- [WHAT YOU HAVE TO DO]: List every line below containing "左右互换".

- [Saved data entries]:
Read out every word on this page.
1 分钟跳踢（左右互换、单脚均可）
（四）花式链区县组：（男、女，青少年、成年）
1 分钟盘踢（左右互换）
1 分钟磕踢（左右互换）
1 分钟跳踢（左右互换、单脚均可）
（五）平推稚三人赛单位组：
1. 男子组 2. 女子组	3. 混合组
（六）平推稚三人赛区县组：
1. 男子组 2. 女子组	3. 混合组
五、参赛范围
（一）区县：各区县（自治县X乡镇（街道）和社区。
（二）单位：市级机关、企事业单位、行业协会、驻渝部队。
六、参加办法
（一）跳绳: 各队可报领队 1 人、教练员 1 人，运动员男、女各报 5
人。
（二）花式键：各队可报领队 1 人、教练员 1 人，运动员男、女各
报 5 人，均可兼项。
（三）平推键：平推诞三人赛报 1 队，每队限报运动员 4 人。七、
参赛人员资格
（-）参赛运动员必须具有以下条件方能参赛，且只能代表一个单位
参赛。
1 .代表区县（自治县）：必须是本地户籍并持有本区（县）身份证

- [WRITTEN ANSWER]:
1 分钟跳踢（左右互换、单脚均可）
1 分钟盘踢（左右互换）
1 分钟磕踢（左右互换）
1 分钟跳踢（左右互换、单脚均可）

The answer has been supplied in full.